# [Description of the task]
Reproduce all the entries exactly and keep the pictures out.

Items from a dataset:
-- BEGIN --

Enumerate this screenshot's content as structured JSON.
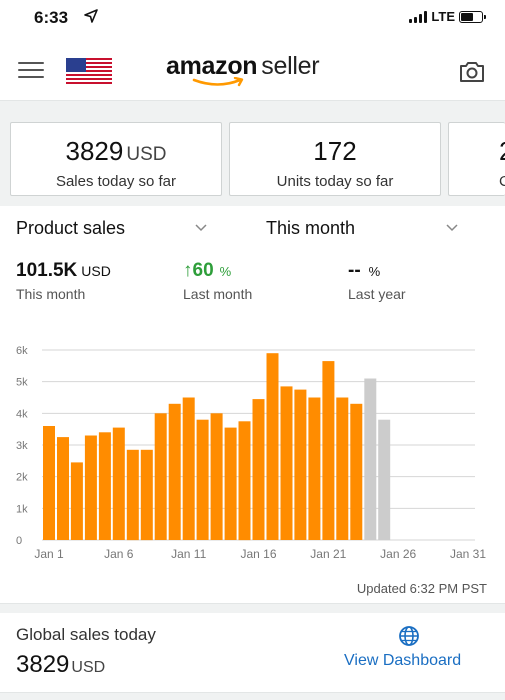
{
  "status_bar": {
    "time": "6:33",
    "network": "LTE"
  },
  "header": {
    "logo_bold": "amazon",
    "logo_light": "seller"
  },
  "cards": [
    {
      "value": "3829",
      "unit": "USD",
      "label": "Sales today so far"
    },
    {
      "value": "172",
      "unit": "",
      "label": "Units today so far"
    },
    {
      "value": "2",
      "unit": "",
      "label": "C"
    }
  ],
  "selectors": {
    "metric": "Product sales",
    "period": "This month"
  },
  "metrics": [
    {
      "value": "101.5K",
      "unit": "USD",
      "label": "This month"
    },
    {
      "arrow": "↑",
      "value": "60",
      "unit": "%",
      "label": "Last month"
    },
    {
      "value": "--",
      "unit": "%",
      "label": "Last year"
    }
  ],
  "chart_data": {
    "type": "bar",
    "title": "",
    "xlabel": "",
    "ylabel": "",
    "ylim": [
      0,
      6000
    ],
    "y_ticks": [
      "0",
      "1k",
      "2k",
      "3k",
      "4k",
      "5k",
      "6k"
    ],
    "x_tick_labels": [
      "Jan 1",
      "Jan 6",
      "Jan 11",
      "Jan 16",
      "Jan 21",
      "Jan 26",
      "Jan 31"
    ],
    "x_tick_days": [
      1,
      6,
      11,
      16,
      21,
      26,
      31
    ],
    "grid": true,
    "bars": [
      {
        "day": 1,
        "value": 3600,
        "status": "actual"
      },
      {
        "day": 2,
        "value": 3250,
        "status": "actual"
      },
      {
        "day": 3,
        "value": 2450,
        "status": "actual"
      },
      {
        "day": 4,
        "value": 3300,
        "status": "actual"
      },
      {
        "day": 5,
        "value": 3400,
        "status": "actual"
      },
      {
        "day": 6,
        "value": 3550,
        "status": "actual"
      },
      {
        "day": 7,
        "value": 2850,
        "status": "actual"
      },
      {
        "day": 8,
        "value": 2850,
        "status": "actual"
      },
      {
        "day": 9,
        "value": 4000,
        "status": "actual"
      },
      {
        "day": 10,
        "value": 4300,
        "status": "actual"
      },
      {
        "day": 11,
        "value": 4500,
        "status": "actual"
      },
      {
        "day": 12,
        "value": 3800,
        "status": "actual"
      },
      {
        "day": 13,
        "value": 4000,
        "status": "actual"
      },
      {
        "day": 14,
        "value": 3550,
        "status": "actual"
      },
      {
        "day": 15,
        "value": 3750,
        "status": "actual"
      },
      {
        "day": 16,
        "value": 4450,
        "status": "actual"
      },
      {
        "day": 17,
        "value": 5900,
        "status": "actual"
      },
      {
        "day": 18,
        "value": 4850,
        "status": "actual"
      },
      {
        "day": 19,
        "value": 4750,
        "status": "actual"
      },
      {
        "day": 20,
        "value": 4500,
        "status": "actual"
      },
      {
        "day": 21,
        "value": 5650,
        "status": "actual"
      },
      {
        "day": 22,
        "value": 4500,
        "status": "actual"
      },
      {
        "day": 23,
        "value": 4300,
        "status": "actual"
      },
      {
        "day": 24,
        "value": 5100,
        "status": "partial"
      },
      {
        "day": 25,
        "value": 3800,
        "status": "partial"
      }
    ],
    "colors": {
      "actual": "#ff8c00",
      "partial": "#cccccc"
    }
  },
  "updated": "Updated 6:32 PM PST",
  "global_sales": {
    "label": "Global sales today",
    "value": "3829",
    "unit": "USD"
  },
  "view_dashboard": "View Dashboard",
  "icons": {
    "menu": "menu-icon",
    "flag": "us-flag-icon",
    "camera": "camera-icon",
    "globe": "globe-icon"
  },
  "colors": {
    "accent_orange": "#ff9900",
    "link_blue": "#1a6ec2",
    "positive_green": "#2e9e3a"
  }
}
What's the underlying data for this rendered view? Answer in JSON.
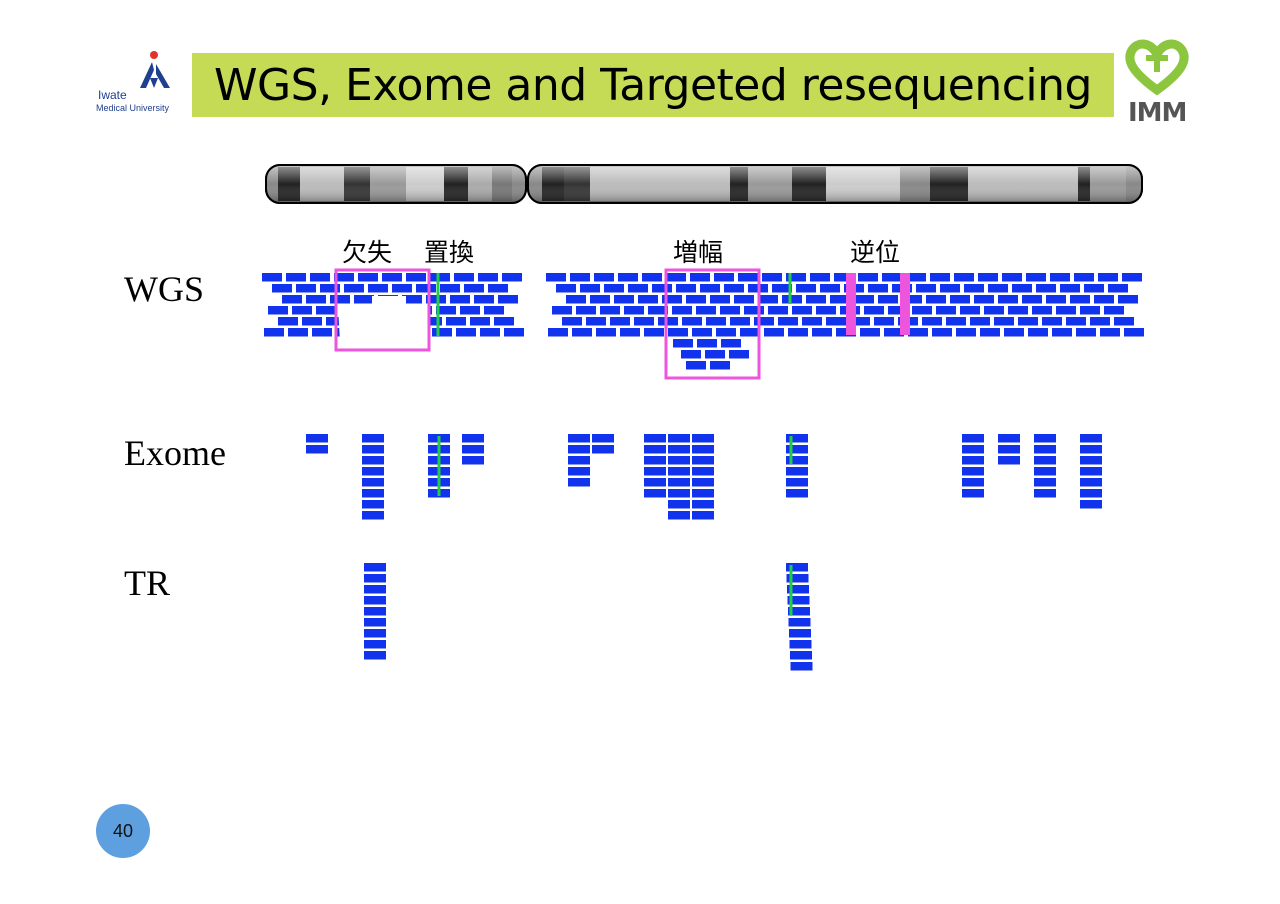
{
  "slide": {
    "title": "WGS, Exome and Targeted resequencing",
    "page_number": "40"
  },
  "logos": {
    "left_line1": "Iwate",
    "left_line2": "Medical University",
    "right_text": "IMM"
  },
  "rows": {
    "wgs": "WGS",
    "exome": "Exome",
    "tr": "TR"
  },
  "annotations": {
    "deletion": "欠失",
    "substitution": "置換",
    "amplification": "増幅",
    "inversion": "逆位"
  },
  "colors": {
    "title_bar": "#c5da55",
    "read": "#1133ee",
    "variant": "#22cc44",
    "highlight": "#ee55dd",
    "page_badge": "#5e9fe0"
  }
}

-- END --

# [Expected answer]
Enumerate this screenshot's content as structured JSON.
{
  "status_bar": {
    "time": "6:33",
    "network": "LTE"
  },
  "header": {
    "logo_bold": "amazon",
    "logo_light": "seller"
  },
  "cards": [
    {
      "value": "3829",
      "unit": "USD",
      "label": "Sales today so far"
    },
    {
      "value": "172",
      "unit": "",
      "label": "Units today so far"
    },
    {
      "value": "2",
      "unit": "",
      "label": "C"
    }
  ],
  "selectors": {
    "metric": "Product sales",
    "period": "This month"
  },
  "metrics": [
    {
      "value": "101.5K",
      "unit": "USD",
      "label": "This month"
    },
    {
      "arrow": "↑",
      "value": "60",
      "unit": "%",
      "label": "Last month"
    },
    {
      "value": "--",
      "unit": "%",
      "label": "Last year"
    }
  ],
  "chart_data": {
    "type": "bar",
    "title": "",
    "xlabel": "",
    "ylabel": "",
    "ylim": [
      0,
      6000
    ],
    "y_ticks": [
      "0",
      "1k",
      "2k",
      "3k",
      "4k",
      "5k",
      "6k"
    ],
    "x_tick_labels": [
      "Jan 1",
      "Jan 6",
      "Jan 11",
      "Jan 16",
      "Jan 21",
      "Jan 26",
      "Jan 31"
    ],
    "x_tick_days": [
      1,
      6,
      11,
      16,
      21,
      26,
      31
    ],
    "grid": true,
    "bars": [
      {
        "day": 1,
        "value": 3600,
        "status": "actual"
      },
      {
        "day": 2,
        "value": 3250,
        "status": "actual"
      },
      {
        "day": 3,
        "value": 2450,
        "status": "actual"
      },
      {
        "day": 4,
        "value": 3300,
        "status": "actual"
      },
      {
        "day": 5,
        "value": 3400,
        "status": "actual"
      },
      {
        "day": 6,
        "value": 3550,
        "status": "actual"
      },
      {
        "day": 7,
        "value": 2850,
        "status": "actual"
      },
      {
        "day": 8,
        "value": 2850,
        "status": "actual"
      },
      {
        "day": 9,
        "value": 4000,
        "status": "actual"
      },
      {
        "day": 10,
        "value": 4300,
        "status": "actual"
      },
      {
        "day": 11,
        "value": 4500,
        "status": "actual"
      },
      {
        "day": 12,
        "value": 3800,
        "status": "actual"
      },
      {
        "day": 13,
        "value": 4000,
        "status": "actual"
      },
      {
        "day": 14,
        "value": 3550,
        "status": "actual"
      },
      {
        "day": 15,
        "value": 3750,
        "status": "actual"
      },
      {
        "day": 16,
        "value": 4450,
        "status": "actual"
      },
      {
        "day": 17,
        "value": 5900,
        "status": "actual"
      },
      {
        "day": 18,
        "value": 4850,
        "status": "actual"
      },
      {
        "day": 19,
        "value": 4750,
        "status": "actual"
      },
      {
        "day": 20,
        "value": 4500,
        "status": "actual"
      },
      {
        "day": 21,
        "value": 5650,
        "status": "actual"
      },
      {
        "day": 22,
        "value": 4500,
        "status": "actual"
      },
      {
        "day": 23,
        "value": 4300,
        "status": "actual"
      },
      {
        "day": 24,
        "value": 5100,
        "status": "partial"
      },
      {
        "day": 25,
        "value": 3800,
        "status": "partial"
      }
    ],
    "colors": {
      "actual": "#ff8c00",
      "partial": "#cccccc"
    }
  },
  "updated": "Updated 6:32 PM PST",
  "global_sales": {
    "label": "Global sales today",
    "value": "3829",
    "unit": "USD"
  },
  "view_dashboard": "View Dashboard",
  "icons": {
    "menu": "menu-icon",
    "flag": "us-flag-icon",
    "camera": "camera-icon",
    "globe": "globe-icon"
  },
  "colors": {
    "accent_orange": "#ff9900",
    "link_blue": "#1a6ec2",
    "positive_green": "#2e9e3a"
  }
}
What's the underlying data for this rendered view? Answer in JSON.
{
  "slide": {
    "title": "WGS, Exome and Targeted resequencing",
    "page_number": "40"
  },
  "logos": {
    "left_line1": "Iwate",
    "left_line2": "Medical University",
    "right_text": "IMM"
  },
  "rows": {
    "wgs": "WGS",
    "exome": "Exome",
    "tr": "TR"
  },
  "annotations": {
    "deletion": "欠失",
    "substitution": "置換",
    "amplification": "増幅",
    "inversion": "逆位"
  },
  "colors": {
    "title_bar": "#c5da55",
    "read": "#1133ee",
    "variant": "#22cc44",
    "highlight": "#ee55dd",
    "page_badge": "#5e9fe0"
  }
}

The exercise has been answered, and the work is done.